Goal: Repeat the records below exactly as they appear.
______
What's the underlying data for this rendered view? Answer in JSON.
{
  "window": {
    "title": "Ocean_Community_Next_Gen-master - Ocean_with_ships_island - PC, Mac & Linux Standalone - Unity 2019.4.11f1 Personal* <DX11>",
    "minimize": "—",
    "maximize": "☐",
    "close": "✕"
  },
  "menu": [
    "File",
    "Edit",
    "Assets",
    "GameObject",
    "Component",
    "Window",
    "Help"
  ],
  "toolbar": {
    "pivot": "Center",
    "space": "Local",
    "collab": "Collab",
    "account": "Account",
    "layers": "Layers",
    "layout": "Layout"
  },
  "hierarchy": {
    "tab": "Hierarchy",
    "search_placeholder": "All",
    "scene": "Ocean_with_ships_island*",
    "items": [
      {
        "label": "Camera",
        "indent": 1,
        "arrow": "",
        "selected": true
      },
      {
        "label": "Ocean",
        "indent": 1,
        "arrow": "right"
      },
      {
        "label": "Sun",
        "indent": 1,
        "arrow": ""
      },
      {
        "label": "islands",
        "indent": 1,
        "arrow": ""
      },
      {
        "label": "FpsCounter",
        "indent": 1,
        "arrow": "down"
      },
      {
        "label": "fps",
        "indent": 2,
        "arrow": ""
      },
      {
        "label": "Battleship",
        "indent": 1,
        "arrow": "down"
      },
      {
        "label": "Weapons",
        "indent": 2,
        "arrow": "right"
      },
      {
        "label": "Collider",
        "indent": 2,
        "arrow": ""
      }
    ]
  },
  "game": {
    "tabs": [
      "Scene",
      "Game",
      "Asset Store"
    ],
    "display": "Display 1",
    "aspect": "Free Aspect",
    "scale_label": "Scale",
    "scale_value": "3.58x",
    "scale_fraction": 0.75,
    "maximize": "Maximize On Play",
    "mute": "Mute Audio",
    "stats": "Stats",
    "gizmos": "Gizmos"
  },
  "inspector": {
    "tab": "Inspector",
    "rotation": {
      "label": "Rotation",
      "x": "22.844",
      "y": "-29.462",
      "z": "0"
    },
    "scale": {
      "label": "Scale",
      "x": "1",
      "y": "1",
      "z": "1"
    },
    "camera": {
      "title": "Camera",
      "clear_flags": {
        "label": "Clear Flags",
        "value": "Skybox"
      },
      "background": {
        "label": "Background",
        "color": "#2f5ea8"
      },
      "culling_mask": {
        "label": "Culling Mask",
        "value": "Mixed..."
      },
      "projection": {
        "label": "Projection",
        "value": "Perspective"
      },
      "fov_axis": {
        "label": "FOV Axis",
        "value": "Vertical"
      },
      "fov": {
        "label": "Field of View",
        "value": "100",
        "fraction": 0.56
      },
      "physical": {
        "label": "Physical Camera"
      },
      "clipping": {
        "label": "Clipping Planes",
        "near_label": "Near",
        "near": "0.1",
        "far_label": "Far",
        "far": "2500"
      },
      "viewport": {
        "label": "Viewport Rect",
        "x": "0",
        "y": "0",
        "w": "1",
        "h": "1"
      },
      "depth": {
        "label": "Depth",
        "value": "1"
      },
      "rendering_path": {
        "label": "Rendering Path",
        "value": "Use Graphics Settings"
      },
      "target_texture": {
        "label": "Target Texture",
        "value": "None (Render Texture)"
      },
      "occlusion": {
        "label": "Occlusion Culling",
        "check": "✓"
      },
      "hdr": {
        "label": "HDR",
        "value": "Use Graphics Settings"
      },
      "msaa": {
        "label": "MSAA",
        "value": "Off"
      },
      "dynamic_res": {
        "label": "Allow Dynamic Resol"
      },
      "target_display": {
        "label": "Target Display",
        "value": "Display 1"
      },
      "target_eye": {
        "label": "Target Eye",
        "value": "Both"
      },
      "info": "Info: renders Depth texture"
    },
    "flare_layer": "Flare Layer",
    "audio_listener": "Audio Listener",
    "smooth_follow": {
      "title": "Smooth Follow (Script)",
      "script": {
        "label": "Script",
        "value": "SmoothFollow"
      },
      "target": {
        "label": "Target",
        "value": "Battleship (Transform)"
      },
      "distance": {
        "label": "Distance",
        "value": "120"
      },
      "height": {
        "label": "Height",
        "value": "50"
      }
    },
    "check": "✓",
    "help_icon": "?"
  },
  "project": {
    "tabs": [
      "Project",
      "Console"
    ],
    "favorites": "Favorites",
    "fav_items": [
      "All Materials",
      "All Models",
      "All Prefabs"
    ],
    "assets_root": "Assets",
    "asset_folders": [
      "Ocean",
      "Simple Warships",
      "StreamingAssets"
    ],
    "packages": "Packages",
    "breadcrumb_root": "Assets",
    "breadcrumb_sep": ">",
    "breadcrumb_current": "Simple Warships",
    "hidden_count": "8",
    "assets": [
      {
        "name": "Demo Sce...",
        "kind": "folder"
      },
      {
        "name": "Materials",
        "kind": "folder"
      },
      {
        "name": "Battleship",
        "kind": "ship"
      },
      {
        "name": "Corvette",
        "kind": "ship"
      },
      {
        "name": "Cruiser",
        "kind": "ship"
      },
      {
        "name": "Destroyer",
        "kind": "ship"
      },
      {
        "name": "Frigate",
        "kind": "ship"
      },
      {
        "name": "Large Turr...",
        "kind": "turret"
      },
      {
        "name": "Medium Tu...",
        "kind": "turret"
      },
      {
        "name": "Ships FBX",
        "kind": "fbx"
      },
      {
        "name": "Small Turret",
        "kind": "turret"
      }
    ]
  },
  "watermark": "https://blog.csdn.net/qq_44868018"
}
______
Output of the task:
What's the underlying data for this rendered view? Answer in JSON.
{
  "window": {
    "title": "Ocean_Community_Next_Gen-master - Ocean_with_ships_island - PC, Mac & Linux Standalone - Unity 2019.4.11f1 Personal* <DX11>",
    "minimize": "—",
    "maximize": "☐",
    "close": "✕"
  },
  "menu": [
    "File",
    "Edit",
    "Assets",
    "GameObject",
    "Component",
    "Window",
    "Help"
  ],
  "toolbar": {
    "pivot": "Center",
    "space": "Local",
    "collab": "Collab",
    "account": "Account",
    "layers": "Layers",
    "layout": "Layout"
  },
  "hierarchy": {
    "tab": "Hierarchy",
    "search_placeholder": "All",
    "scene": "Ocean_with_ships_island*",
    "items": [
      {
        "label": "Camera",
        "indent": 1,
        "arrow": "",
        "selected": true
      },
      {
        "label": "Ocean",
        "indent": 1,
        "arrow": "right"
      },
      {
        "label": "Sun",
        "indent": 1,
        "arrow": ""
      },
      {
        "label": "islands",
        "indent": 1,
        "arrow": ""
      },
      {
        "label": "FpsCounter",
        "indent": 1,
        "arrow": "down"
      },
      {
        "label": "fps",
        "indent": 2,
        "arrow": ""
      },
      {
        "label": "Battleship",
        "indent": 1,
        "arrow": "down"
      },
      {
        "label": "Weapons",
        "indent": 2,
        "arrow": "right"
      },
      {
        "label": "Collider",
        "indent": 2,
        "arrow": ""
      }
    ]
  },
  "game": {
    "tabs": [
      "Scene",
      "Game",
      "Asset Store"
    ],
    "display": "Display 1",
    "aspect": "Free Aspect",
    "scale_label": "Scale",
    "scale_value": "3.58x",
    "scale_fraction": 0.75,
    "maximize": "Maximize On Play",
    "mute": "Mute Audio",
    "stats": "Stats",
    "gizmos": "Gizmos"
  },
  "inspector": {
    "tab": "Inspector",
    "rotation": {
      "label": "Rotation",
      "x": "22.844",
      "y": "-29.462",
      "z": "0"
    },
    "scale": {
      "label": "Scale",
      "x": "1",
      "y": "1",
      "z": "1"
    },
    "camera": {
      "title": "Camera",
      "clear_flags": {
        "label": "Clear Flags",
        "value": "Skybox"
      },
      "background": {
        "label": "Background",
        "color": "#2f5ea8"
      },
      "culling_mask": {
        "label": "Culling Mask",
        "value": "Mixed..."
      },
      "projection": {
        "label": "Projection",
        "value": "Perspective"
      },
      "fov_axis": {
        "label": "FOV Axis",
        "value": "Vertical"
      },
      "fov": {
        "label": "Field of View",
        "value": "100",
        "fraction": 0.56
      },
      "physical": {
        "label": "Physical Camera"
      },
      "clipping": {
        "label": "Clipping Planes",
        "near_label": "Near",
        "near": "0.1",
        "far_label": "Far",
        "far": "2500"
      },
      "viewport": {
        "label": "Viewport Rect",
        "x": "0",
        "y": "0",
        "w": "1",
        "h": "1"
      },
      "depth": {
        "label": "Depth",
        "value": "1"
      },
      "rendering_path": {
        "label": "Rendering Path",
        "value": "Use Graphics Settings"
      },
      "target_texture": {
        "label": "Target Texture",
        "value": "None (Render Texture)"
      },
      "occlusion": {
        "label": "Occlusion Culling",
        "check": "✓"
      },
      "hdr": {
        "label": "HDR",
        "value": "Use Graphics Settings"
      },
      "msaa": {
        "label": "MSAA",
        "value": "Off"
      },
      "dynamic_res": {
        "label": "Allow Dynamic Resol"
      },
      "target_display": {
        "label": "Target Display",
        "value": "Display 1"
      },
      "target_eye": {
        "label": "Target Eye",
        "value": "Both"
      },
      "info": "Info: renders Depth texture"
    },
    "flare_layer": "Flare Layer",
    "audio_listener": "Audio Listener",
    "smooth_follow": {
      "title": "Smooth Follow (Script)",
      "script": {
        "label": "Script",
        "value": "SmoothFollow"
      },
      "target": {
        "label": "Target",
        "value": "Battleship (Transform)"
      },
      "distance": {
        "label": "Distance",
        "value": "120"
      },
      "height": {
        "label": "Height",
        "value": "50"
      }
    },
    "check": "✓",
    "help_icon": "?"
  },
  "project": {
    "tabs": [
      "Project",
      "Console"
    ],
    "favorites": "Favorites",
    "fav_items": [
      "All Materials",
      "All Models",
      "All Prefabs"
    ],
    "assets_root": "Assets",
    "asset_folders": [
      "Ocean",
      "Simple Warships",
      "StreamingAssets"
    ],
    "packages": "Packages",
    "breadcrumb_root": "Assets",
    "breadcrumb_sep": ">",
    "breadcrumb_current": "Simple Warships",
    "hidden_count": "8",
    "assets": [
      {
        "name": "Demo Sce...",
        "kind": "folder"
      },
      {
        "name": "Materials",
        "kind": "folder"
      },
      {
        "name": "Battleship",
        "kind": "ship"
      },
      {
        "name": "Corvette",
        "kind": "ship"
      },
      {
        "name": "Cruiser",
        "kind": "ship"
      },
      {
        "name": "Destroyer",
        "kind": "ship"
      },
      {
        "name": "Frigate",
        "kind": "ship"
      },
      {
        "name": "Large Turr...",
        "kind": "turret"
      },
      {
        "name": "Medium Tu...",
        "kind": "turret"
      },
      {
        "name": "Ships FBX",
        "kind": "fbx"
      },
      {
        "name": "Small Turret",
        "kind": "turret"
      }
    ]
  },
  "watermark": "https://blog.csdn.net/qq_44868018"
}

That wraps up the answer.